[RECORDS PROVIDED]
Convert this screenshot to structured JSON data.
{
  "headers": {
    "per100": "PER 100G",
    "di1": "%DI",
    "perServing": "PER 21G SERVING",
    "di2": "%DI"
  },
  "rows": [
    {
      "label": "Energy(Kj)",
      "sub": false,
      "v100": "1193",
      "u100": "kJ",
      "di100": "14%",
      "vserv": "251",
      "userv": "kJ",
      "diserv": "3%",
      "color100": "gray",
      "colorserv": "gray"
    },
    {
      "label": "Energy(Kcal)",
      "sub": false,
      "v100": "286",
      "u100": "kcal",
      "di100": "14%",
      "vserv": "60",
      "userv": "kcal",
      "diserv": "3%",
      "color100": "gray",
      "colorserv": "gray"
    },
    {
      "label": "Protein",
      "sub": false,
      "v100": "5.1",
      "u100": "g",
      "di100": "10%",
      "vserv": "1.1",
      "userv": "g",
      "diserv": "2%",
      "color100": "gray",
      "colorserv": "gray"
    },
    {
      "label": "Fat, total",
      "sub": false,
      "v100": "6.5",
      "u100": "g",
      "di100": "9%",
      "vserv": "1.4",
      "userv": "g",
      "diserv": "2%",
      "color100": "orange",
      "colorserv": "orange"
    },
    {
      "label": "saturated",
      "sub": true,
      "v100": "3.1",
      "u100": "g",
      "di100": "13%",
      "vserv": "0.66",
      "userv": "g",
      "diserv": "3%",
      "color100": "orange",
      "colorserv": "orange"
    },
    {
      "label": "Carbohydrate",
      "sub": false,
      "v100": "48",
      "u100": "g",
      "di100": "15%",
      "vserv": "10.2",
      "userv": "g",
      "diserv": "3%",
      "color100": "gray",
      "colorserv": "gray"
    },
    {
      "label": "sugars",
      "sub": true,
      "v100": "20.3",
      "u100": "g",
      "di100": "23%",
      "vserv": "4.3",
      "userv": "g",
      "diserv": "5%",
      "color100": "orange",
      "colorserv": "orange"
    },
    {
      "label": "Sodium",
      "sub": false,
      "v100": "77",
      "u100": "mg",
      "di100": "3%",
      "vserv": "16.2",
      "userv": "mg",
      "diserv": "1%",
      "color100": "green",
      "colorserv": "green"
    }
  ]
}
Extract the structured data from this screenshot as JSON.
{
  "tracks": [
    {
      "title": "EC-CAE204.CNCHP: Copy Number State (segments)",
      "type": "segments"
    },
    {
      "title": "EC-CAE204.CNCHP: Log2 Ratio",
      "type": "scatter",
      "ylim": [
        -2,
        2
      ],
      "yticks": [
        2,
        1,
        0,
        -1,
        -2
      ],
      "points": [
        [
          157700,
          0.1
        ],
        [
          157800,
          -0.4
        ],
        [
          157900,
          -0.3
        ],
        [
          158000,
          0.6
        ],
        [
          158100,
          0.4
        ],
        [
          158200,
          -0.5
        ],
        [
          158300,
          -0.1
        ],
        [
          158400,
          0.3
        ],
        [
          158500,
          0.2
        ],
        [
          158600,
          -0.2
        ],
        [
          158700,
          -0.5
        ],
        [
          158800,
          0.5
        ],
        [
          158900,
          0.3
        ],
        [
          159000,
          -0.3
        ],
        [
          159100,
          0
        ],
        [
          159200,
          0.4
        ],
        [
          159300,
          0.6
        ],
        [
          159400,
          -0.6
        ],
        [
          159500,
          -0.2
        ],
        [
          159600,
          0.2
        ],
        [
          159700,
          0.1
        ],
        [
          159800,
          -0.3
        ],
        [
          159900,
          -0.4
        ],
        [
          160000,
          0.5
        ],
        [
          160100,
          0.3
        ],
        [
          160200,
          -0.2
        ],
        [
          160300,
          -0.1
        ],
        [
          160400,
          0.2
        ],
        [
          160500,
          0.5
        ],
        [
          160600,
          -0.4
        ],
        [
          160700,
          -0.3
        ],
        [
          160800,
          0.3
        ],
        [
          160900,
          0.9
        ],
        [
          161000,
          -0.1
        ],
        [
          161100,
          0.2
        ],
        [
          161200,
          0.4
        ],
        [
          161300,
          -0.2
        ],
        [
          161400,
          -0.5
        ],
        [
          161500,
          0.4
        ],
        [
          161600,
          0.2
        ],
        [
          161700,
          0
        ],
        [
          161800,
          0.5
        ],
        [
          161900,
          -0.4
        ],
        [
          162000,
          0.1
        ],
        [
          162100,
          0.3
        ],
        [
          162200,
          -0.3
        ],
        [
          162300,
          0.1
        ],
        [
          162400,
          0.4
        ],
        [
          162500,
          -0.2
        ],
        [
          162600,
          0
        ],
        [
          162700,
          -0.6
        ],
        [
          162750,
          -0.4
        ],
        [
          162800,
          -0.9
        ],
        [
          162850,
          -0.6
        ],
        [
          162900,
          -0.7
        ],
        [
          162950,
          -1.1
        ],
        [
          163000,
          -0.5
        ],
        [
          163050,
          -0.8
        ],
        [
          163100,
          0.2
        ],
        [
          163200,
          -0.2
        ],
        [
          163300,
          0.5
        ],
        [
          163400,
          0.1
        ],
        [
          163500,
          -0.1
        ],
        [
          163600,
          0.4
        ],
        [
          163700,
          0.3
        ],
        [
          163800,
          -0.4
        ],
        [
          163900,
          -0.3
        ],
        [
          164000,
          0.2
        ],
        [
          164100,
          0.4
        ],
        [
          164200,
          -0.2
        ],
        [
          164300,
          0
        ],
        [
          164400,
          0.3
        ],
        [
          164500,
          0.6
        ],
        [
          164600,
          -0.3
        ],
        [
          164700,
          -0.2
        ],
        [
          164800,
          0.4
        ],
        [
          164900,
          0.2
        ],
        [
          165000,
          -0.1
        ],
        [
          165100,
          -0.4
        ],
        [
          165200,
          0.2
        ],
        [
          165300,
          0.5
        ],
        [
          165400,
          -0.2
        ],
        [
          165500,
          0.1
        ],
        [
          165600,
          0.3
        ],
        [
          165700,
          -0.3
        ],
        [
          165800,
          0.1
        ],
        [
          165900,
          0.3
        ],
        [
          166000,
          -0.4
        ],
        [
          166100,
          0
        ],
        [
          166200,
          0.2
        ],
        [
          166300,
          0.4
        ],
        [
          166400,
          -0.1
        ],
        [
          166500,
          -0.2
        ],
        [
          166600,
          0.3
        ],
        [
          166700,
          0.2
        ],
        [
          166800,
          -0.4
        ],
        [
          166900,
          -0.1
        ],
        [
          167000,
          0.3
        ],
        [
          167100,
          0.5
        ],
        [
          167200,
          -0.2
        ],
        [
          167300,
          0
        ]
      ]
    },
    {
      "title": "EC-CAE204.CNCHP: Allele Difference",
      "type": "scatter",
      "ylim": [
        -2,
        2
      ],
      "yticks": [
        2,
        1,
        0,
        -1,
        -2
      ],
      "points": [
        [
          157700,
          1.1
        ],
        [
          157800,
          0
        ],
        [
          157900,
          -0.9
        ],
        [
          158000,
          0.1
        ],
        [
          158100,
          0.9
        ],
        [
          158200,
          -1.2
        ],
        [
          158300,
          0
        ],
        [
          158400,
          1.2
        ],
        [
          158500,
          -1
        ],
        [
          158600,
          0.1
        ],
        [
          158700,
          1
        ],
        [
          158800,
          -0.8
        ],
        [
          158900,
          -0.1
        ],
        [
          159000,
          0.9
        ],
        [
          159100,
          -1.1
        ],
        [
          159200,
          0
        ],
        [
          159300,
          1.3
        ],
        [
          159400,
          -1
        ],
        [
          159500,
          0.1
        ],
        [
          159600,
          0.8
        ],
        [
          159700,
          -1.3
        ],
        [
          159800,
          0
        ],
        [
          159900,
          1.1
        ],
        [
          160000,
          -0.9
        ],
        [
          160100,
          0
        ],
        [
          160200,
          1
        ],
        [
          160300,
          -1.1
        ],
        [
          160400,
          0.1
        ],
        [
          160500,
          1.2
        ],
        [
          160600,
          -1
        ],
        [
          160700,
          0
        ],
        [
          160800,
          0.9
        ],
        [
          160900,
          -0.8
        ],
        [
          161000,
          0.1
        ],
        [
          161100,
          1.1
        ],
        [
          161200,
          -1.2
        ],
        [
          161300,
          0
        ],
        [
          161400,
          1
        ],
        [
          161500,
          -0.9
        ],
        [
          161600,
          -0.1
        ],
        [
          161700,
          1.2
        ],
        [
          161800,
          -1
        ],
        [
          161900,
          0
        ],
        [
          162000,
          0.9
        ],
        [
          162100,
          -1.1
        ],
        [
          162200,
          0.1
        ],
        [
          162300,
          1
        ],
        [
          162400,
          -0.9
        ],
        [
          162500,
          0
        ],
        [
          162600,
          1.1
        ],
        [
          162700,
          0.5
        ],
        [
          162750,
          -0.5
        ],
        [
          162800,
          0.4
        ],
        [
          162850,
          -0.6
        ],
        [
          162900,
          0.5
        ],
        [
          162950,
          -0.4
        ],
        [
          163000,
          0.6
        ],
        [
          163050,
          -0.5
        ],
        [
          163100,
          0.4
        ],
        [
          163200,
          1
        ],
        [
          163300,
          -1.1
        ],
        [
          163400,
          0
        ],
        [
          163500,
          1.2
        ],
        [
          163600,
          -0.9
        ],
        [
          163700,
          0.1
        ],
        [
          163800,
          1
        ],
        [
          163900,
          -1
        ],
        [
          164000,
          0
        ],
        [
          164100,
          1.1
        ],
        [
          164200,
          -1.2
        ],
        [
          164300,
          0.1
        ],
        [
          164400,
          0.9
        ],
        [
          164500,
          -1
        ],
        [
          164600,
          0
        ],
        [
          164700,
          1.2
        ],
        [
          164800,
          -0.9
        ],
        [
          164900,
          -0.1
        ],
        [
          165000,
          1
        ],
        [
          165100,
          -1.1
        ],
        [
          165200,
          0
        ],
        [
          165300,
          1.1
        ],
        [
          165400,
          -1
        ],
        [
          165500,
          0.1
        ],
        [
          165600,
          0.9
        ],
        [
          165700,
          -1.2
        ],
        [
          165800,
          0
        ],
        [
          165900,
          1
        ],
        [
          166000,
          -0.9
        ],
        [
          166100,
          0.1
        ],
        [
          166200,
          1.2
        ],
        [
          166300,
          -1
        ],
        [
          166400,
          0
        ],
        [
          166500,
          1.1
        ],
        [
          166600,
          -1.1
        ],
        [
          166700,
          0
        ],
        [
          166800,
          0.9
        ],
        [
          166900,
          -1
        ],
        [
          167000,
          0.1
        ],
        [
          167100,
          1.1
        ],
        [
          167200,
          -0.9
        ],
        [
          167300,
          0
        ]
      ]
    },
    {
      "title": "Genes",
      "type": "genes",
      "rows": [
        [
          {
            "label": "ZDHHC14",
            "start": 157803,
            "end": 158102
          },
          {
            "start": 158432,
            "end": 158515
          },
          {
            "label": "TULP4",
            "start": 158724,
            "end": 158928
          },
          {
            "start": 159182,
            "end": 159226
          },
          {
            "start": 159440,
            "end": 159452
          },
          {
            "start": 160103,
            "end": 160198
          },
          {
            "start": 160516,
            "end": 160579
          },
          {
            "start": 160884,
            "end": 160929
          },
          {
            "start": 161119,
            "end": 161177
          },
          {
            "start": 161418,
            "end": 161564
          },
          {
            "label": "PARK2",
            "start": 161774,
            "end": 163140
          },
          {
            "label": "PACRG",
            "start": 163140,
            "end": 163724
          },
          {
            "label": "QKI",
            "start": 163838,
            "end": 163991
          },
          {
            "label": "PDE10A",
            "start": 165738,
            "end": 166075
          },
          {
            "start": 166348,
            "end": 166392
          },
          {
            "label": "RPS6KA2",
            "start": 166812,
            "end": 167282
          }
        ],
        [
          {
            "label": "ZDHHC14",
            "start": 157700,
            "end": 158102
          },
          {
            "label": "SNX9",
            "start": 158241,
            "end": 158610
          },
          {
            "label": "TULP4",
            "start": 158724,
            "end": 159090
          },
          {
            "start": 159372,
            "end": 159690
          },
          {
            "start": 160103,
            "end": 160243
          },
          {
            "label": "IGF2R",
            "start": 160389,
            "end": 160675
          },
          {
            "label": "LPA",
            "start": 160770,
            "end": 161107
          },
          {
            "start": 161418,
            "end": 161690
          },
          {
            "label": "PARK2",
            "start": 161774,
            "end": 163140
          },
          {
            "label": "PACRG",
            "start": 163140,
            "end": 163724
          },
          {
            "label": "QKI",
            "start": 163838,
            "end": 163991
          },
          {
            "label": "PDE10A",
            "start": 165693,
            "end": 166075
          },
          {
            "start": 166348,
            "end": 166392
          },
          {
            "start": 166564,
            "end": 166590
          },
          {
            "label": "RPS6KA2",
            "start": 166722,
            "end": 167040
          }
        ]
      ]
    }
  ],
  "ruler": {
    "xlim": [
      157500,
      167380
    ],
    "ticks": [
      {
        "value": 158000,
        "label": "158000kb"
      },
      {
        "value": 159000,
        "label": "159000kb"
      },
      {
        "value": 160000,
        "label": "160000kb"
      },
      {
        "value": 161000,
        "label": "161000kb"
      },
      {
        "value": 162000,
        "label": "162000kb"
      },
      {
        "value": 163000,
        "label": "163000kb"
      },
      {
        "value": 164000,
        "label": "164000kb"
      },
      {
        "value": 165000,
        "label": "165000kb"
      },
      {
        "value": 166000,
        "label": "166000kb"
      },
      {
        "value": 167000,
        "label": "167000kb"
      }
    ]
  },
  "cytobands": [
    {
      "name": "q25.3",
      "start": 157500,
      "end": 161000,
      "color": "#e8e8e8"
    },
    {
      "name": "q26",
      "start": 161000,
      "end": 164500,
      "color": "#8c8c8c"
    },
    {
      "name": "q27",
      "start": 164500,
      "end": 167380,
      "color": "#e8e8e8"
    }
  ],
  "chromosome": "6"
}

[HOW TO COMPLETE THIS TASK]
Work out how many lines in this material include the word "screenshot", and reply with that number alone.

[EXERCISE RESULT]
2